> **Prompt**:
Locate every line in the records below that contains the word "name", and copy each one.

> **Records for the exercise**:
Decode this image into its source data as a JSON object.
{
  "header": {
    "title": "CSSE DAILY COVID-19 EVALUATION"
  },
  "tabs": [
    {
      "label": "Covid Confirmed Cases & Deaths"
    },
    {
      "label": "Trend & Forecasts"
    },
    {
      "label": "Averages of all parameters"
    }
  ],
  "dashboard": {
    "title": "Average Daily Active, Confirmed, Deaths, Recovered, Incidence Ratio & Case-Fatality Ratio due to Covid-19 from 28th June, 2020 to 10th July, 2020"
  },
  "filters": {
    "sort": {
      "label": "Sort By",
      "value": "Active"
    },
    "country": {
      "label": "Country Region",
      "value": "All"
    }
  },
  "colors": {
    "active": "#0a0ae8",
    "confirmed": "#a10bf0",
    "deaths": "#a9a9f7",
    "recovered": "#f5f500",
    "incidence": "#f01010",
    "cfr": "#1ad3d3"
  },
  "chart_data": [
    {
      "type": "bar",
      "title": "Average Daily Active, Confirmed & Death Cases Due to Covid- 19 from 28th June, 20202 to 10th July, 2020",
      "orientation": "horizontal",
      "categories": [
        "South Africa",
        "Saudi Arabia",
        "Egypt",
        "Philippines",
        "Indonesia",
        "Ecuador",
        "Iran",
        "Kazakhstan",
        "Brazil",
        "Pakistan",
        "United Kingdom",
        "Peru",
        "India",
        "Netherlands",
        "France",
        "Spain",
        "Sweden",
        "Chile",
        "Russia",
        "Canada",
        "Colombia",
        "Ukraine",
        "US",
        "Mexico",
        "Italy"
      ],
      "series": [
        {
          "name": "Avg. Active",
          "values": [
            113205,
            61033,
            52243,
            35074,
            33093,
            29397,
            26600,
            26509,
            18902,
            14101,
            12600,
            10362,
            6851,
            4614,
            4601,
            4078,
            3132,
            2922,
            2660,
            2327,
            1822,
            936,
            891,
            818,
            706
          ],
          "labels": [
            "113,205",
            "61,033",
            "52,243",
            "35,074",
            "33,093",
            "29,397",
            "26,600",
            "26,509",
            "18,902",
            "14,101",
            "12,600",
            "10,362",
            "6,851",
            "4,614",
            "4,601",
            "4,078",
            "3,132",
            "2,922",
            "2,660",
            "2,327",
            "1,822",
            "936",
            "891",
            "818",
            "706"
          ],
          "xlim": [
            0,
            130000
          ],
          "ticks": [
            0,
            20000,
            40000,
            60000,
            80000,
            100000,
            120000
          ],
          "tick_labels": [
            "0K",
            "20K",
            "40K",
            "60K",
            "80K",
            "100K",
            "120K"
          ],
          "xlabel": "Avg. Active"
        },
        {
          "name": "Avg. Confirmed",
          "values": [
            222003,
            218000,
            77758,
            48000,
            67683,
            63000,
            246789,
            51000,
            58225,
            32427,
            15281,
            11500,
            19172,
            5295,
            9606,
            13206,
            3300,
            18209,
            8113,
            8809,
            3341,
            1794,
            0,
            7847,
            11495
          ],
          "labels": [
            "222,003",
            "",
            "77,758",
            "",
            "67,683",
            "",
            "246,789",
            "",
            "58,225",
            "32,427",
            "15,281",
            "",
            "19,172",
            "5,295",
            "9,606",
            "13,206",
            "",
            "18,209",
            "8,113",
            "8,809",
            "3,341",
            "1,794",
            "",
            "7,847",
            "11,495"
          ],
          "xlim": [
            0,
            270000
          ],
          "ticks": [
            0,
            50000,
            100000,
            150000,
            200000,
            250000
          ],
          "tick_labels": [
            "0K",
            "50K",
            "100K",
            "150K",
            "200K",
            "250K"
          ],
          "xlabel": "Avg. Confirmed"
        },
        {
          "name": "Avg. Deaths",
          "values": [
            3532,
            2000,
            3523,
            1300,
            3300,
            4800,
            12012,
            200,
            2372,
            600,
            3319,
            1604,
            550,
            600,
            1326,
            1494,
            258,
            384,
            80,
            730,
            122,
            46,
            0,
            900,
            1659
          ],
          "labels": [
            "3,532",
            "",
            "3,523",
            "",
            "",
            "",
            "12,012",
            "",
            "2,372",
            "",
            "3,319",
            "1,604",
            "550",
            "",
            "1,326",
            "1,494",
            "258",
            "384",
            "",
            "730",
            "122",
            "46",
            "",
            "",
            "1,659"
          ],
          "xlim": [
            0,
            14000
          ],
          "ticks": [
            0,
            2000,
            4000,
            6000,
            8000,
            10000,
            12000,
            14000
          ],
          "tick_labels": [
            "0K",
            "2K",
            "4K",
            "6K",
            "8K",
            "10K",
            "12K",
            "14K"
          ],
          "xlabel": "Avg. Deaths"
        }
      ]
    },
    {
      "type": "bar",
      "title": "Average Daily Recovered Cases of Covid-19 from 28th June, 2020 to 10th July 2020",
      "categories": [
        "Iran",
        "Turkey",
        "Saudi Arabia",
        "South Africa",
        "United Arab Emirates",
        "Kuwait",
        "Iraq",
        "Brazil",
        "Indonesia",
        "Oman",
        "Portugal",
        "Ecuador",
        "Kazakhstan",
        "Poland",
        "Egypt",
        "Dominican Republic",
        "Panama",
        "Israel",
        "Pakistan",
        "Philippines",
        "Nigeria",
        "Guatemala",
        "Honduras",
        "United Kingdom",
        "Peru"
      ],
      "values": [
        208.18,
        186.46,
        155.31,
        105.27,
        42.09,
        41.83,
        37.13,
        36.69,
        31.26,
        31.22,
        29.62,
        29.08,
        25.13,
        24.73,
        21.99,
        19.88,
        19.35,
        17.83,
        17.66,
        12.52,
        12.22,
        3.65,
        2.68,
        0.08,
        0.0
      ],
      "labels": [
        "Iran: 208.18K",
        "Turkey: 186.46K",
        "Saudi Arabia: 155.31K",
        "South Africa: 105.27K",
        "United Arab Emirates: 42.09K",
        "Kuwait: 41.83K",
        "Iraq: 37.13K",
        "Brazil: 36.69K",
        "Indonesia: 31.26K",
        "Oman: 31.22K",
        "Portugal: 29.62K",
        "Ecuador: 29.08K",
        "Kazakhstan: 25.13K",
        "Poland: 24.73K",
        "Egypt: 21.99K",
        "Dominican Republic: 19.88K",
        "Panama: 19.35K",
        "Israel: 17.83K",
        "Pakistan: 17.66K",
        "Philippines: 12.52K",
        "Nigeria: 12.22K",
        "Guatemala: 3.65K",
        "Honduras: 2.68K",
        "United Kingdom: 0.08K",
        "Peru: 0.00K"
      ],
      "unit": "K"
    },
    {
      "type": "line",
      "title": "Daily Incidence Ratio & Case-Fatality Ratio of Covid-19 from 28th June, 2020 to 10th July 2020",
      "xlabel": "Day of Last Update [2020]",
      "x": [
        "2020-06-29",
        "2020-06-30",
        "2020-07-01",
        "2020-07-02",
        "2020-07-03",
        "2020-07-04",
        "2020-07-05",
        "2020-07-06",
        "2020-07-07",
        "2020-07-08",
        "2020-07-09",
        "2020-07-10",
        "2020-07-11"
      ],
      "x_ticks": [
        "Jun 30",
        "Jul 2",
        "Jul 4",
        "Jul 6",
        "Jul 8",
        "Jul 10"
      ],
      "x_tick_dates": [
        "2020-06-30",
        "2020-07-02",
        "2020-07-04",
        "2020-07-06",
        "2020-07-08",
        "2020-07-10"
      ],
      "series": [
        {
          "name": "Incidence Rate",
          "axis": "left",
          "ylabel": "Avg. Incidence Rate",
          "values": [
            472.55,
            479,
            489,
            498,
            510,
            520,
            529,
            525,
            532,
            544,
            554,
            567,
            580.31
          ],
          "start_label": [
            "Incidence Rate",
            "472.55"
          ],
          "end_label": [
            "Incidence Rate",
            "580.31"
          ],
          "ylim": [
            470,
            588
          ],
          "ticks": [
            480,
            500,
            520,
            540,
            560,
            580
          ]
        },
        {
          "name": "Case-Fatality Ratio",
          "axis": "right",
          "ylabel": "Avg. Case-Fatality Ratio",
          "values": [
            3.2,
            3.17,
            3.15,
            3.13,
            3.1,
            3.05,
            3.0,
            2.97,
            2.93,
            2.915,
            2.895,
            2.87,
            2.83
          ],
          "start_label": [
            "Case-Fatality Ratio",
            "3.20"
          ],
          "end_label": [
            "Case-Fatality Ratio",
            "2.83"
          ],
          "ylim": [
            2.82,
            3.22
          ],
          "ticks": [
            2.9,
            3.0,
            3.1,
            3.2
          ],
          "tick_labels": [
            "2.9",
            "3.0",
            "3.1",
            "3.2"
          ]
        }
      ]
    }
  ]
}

> **Finished task**:
          "name": "Avg. Active",
          "name": "Avg. Confirmed",
          "name": "Avg. Deaths",
          "name": "Incidence Rate",
          "name": "Case-Fatality Ratio",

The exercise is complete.